┌──

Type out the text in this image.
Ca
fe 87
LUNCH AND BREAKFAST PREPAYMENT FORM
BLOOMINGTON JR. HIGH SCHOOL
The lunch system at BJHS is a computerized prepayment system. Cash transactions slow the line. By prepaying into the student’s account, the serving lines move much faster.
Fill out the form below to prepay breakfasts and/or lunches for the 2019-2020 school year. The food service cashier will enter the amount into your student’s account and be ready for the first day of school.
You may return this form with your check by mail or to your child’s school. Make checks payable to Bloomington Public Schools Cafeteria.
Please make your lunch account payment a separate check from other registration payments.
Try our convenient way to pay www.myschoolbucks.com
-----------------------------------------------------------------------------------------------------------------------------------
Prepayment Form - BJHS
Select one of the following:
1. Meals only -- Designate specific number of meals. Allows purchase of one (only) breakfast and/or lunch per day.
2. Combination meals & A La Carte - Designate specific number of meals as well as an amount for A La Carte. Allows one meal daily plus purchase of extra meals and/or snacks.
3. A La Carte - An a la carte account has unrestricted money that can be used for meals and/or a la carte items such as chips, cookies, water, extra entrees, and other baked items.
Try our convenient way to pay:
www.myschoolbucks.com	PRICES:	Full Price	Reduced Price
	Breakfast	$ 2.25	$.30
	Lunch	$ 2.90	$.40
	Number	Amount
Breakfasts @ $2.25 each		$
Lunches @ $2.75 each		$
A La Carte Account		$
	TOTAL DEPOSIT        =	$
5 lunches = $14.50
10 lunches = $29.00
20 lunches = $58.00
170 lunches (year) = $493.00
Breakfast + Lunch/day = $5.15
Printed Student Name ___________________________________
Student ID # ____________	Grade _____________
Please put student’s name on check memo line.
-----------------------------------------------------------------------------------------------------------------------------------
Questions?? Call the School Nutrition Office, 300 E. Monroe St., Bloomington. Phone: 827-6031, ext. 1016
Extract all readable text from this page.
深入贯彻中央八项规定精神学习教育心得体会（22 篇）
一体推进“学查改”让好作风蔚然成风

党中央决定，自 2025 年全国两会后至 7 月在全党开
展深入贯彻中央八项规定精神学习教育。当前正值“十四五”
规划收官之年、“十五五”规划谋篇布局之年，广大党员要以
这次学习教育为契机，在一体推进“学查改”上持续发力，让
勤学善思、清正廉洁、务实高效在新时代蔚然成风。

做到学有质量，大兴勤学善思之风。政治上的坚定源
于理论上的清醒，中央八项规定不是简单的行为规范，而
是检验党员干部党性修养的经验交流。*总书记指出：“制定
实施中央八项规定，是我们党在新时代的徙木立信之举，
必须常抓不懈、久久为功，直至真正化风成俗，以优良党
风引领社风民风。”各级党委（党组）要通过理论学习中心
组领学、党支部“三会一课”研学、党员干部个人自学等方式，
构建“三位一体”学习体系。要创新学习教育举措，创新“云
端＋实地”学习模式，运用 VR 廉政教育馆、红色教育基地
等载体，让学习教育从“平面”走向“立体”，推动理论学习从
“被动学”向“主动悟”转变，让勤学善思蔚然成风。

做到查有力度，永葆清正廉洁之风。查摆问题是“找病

└──

» WRITTEN PROBLEM
The lines to reproduce run from the line containing "Extract all readable text from this page." to the end of the listing; write them out exactly and add nothing.

» RESPONSE TO THE EXERCISE
Extract all readable text from this page.
深入贯彻中央八项规定精神学习教育心得体会（22 篇）
一体推进“学查改”让好作风蔚然成风

党中央决定，自 2025 年全国两会后至 7 月在全党开
展深入贯彻中央八项规定精神学习教育。当前正值“十四五”
规划收官之年、“十五五”规划谋篇布局之年，广大党员要以
这次学习教育为契机，在一体推进“学查改”上持续发力，让
勤学善思、清正廉洁、务实高效在新时代蔚然成风。

做到学有质量，大兴勤学善思之风。政治上的坚定源
于理论上的清醒，中央八项规定不是简单的行为规范，而
是检验党员干部党性修养的经验交流。*总书记指出：“制定
实施中央八项规定，是我们党在新时代的徙木立信之举，
必须常抓不懈、久久为功，直至真正化风成俗，以优良党
风引领社风民风。”各级党委（党组）要通过理论学习中心
组领学、党支部“三会一课”研学、党员干部个人自学等方式，
构建“三位一体”学习体系。要创新学习教育举措，创新“云
端＋实地”学习模式，运用 VR 廉政教育馆、红色教育基地
等载体，让学习教育从“平面”走向“立体”，推动理论学习从
“被动学”向“主动悟”转变，让勤学善思蔚然成风。

做到查有力度，永葆清正廉洁之风。查摆问题是“找病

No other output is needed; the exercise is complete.